▶ [PROBLEM TO SOLVE]
Exactly repeat all the records below, omitting the images they hold.

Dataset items

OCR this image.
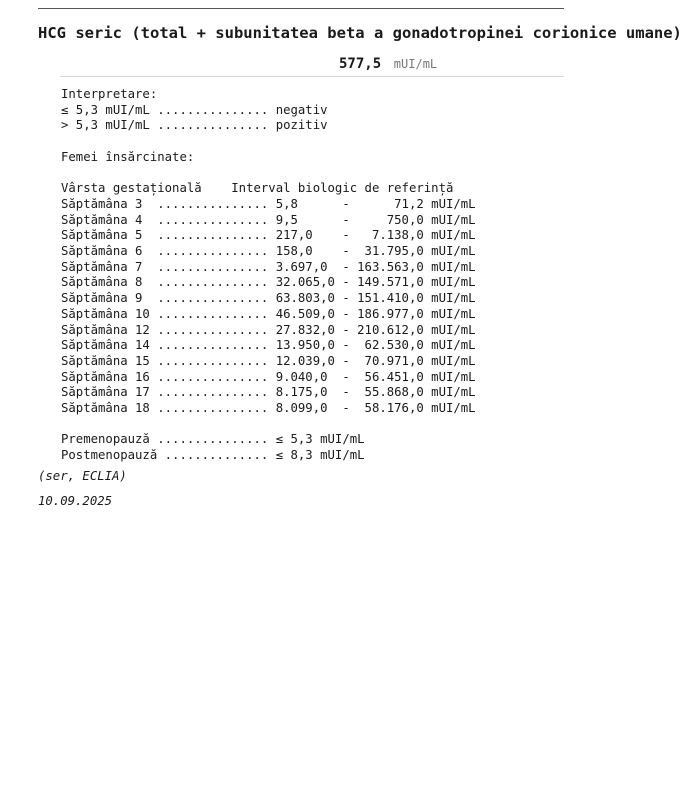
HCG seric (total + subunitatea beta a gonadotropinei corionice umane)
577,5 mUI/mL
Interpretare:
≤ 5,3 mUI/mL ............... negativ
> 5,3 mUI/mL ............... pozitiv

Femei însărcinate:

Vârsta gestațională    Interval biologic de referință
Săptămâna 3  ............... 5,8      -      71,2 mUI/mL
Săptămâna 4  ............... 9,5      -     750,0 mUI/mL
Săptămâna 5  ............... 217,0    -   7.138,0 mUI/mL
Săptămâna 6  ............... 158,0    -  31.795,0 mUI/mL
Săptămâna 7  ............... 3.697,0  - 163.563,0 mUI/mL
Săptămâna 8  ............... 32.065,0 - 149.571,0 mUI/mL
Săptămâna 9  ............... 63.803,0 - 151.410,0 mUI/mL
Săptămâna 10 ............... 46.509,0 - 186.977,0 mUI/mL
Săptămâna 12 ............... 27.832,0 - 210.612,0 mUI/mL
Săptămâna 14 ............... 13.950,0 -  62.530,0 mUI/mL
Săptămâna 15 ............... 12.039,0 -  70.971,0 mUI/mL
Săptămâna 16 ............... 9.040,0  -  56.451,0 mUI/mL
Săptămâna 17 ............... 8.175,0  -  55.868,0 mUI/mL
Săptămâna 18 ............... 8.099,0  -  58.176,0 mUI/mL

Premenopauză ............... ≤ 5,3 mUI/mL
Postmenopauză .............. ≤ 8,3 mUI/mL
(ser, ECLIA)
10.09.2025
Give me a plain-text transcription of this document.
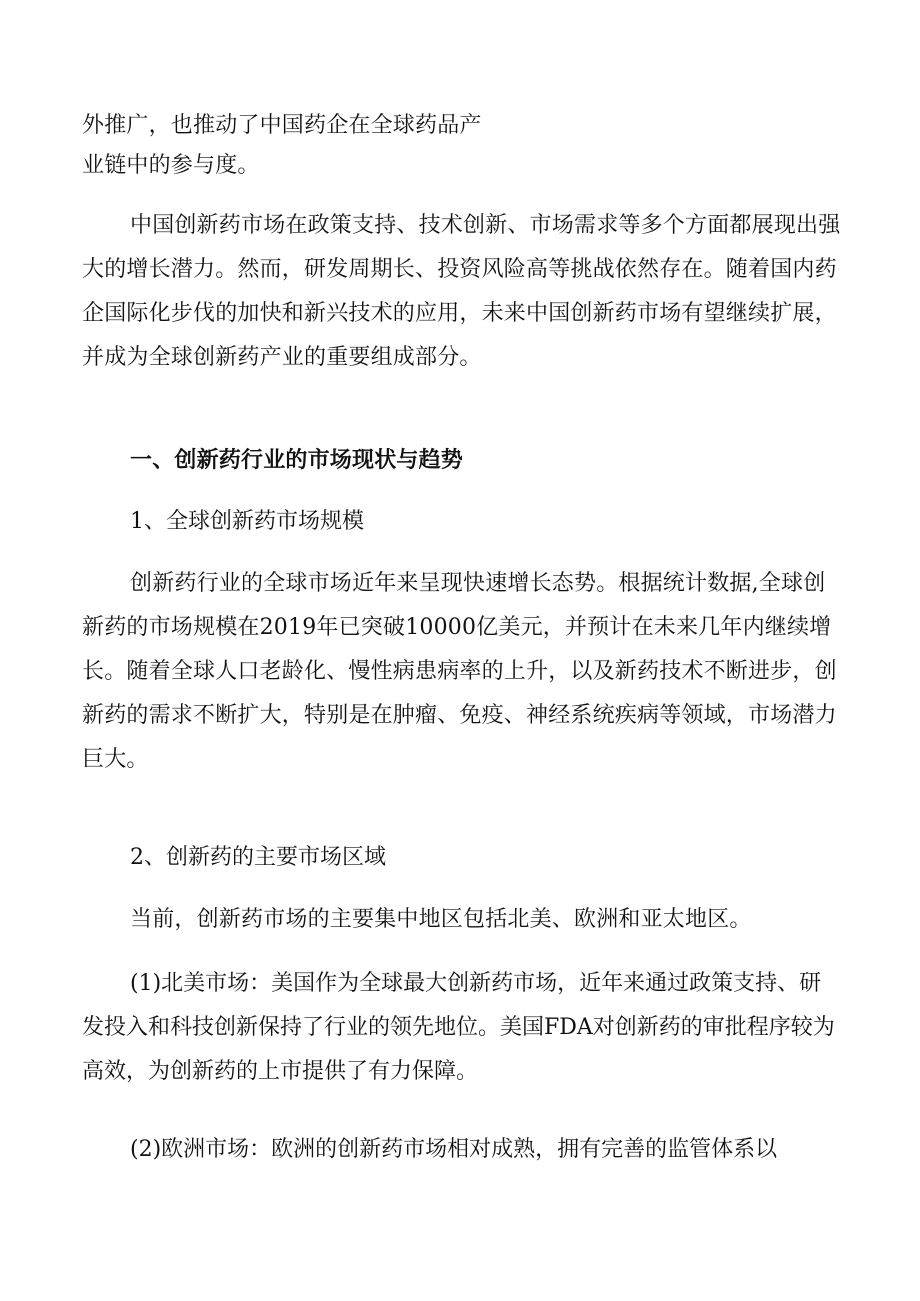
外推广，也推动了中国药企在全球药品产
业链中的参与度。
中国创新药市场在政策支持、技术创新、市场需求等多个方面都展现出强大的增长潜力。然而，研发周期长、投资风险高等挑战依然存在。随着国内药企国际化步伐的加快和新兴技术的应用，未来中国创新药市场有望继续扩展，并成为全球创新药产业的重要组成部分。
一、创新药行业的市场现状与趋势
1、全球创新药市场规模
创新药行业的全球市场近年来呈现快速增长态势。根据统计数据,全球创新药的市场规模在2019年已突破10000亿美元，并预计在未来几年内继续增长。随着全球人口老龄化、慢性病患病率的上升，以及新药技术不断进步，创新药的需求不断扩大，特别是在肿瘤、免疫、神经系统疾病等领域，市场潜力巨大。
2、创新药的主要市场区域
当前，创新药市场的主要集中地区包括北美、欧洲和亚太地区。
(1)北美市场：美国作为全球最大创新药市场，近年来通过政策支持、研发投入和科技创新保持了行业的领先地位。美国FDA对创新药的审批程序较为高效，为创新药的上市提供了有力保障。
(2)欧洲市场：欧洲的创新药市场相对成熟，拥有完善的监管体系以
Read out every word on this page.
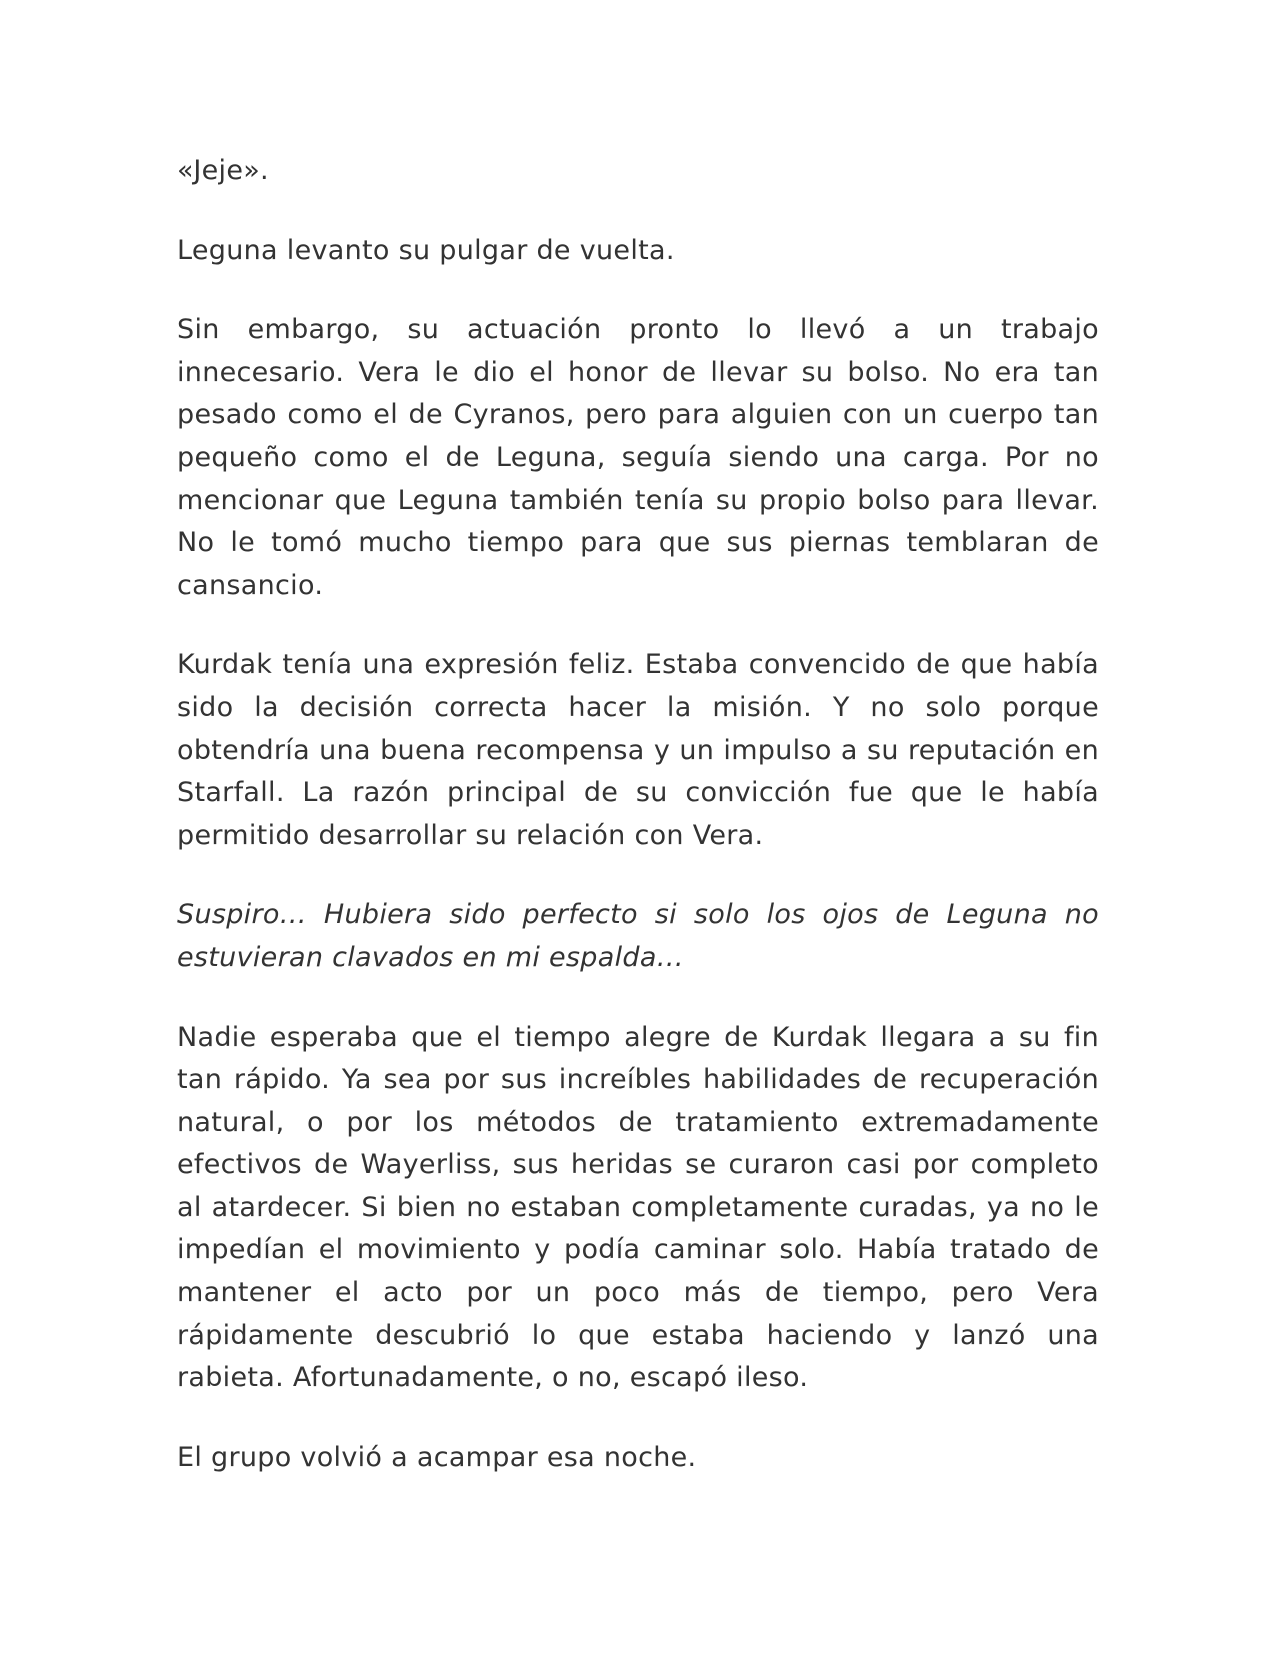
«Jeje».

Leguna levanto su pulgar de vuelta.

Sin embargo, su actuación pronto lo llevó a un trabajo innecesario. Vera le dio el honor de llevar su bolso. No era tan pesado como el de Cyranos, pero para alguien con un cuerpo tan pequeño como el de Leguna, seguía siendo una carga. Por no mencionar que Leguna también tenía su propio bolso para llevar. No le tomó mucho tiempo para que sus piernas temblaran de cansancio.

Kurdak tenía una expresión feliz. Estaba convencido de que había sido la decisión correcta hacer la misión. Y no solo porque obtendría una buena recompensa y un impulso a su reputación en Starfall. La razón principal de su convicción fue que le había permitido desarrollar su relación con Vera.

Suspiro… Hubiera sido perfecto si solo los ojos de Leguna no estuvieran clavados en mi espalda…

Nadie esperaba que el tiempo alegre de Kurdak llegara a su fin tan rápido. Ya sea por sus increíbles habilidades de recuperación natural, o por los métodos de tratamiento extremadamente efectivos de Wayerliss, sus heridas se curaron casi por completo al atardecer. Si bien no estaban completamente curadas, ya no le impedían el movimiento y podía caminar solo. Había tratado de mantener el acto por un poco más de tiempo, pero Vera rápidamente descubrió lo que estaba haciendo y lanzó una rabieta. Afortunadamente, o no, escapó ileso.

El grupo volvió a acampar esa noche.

▶ [WRITTEN SOLUTION]
OCR this image.
HCG seric (total + subunitatea beta a gonadotropinei corionice umane)
577,5 mUI/mL
Interpretare:
≤ 5,3 mUI/mL ............... negativ
> 5,3 mUI/mL ............... pozitiv

Femei însărcinate:

Vârsta gestațională    Interval biologic de referință
Săptămâna 3  ............... 5,8      -      71,2 mUI/mL
Săptămâna 4  ............... 9,5      -     750,0 mUI/mL
Săptămâna 5  ............... 217,0    -   7.138,0 mUI/mL
Săptămâna 6  ............... 158,0    -  31.795,0 mUI/mL
Săptămâna 7  ............... 3.697,0  - 163.563,0 mUI/mL
Săptămâna 8  ............... 32.065,0 - 149.571,0 mUI/mL
Săptămâna 9  ............... 63.803,0 - 151.410,0 mUI/mL
Săptămâna 10 ............... 46.509,0 - 186.977,0 mUI/mL
Săptămâna 12 ............... 27.832,0 - 210.612,0 mUI/mL
Săptămâna 14 ............... 13.950,0 -  62.530,0 mUI/mL
Săptămâna 15 ............... 12.039,0 -  70.971,0 mUI/mL
Săptămâna 16 ............... 9.040,0  -  56.451,0 mUI/mL
Săptămâna 17 ............... 8.175,0  -  55.868,0 mUI/mL
Săptămâna 18 ............... 8.099,0  -  58.176,0 mUI/mL

Premenopauză ............... ≤ 5,3 mUI/mL
Postmenopauză .............. ≤ 8,3 mUI/mL
(ser, ECLIA)
10.09.2025
Give me a plain-text transcription of this document.
外推广，也推动了中国药企在全球药品产
业链中的参与度。
中国创新药市场在政策支持、技术创新、市场需求等多个方面都展现出强大的增长潜力。然而，研发周期长、投资风险高等挑战依然存在。随着国内药企国际化步伐的加快和新兴技术的应用，未来中国创新药市场有望继续扩展，并成为全球创新药产业的重要组成部分。
一、创新药行业的市场现状与趋势
1、全球创新药市场规模
创新药行业的全球市场近年来呈现快速增长态势。根据统计数据,全球创新药的市场规模在2019年已突破10000亿美元，并预计在未来几年内继续增长。随着全球人口老龄化、慢性病患病率的上升，以及新药技术不断进步，创新药的需求不断扩大，特别是在肿瘤、免疫、神经系统疾病等领域，市场潜力巨大。
2、创新药的主要市场区域
当前，创新药市场的主要集中地区包括北美、欧洲和亚太地区。
(1)北美市场：美国作为全球最大创新药市场，近年来通过政策支持、研发投入和科技创新保持了行业的领先地位。美国FDA对创新药的审批程序较为高效，为创新药的上市提供了有力保障。
(2)欧洲市场：欧洲的创新药市场相对成熟，拥有完善的监管体系以
Read out every word on this page.
«Jeje».

Leguna levanto su pulgar de vuelta.

Sin embargo, su actuación pronto lo llevó a un trabajo innecesario. Vera le dio el honor de llevar su bolso. No era tan pesado como el de Cyranos, pero para alguien con un cuerpo tan pequeño como el de Leguna, seguía siendo una carga. Por no mencionar que Leguna también tenía su propio bolso para llevar. No le tomó mucho tiempo para que sus piernas temblaran de cansancio.

Kurdak tenía una expresión feliz. Estaba convencido de que había sido la decisión correcta hacer la misión. Y no solo porque obtendría una buena recompensa y un impulso a su reputación en Starfall. La razón principal de su convicción fue que le había permitido desarrollar su relación con Vera.

Suspiro… Hubiera sido perfecto si solo los ojos de Leguna no estuvieran clavados en mi espalda…

Nadie esperaba que el tiempo alegre de Kurdak llegara a su fin tan rápido. Ya sea por sus increíbles habilidades de recuperación natural, o por los métodos de tratamiento extremadamente efectivos de Wayerliss, sus heridas se curaron casi por completo al atardecer. Si bien no estaban completamente curadas, ya no le impedían el movimiento y podía caminar solo. Había tratado de mantener el acto por un poco más de tiempo, pero Vera rápidamente descubrió lo que estaba haciendo y lanzó una rabieta. Afortunadamente, o no, escapó ileso.

El grupo volvió a acampar esa noche.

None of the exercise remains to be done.